-- START OF Records for the exercise --

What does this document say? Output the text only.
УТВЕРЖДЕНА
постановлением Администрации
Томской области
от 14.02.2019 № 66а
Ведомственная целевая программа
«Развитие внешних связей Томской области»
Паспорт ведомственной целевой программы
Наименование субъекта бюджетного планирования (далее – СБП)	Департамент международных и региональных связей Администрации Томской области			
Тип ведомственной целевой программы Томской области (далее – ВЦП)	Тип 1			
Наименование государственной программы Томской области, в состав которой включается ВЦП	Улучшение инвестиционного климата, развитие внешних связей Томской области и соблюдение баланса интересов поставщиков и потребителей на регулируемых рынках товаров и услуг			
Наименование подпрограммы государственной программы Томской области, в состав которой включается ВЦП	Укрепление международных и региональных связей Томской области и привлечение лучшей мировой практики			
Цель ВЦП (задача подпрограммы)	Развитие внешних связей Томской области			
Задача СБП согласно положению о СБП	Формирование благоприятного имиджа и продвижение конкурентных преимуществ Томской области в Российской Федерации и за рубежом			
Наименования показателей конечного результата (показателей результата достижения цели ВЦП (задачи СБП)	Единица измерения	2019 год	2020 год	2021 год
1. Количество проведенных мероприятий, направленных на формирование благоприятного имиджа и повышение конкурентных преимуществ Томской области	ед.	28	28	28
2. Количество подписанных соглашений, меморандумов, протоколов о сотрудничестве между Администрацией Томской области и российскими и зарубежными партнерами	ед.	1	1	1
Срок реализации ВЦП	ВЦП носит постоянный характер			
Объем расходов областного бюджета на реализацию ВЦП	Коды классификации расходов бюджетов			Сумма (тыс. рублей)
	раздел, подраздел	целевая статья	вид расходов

-- END OF Records for the exercise --

* _Stated goal_
Count the lines in the entries above that include the string "Наименование", then give only that figure.

* _Task answer_
3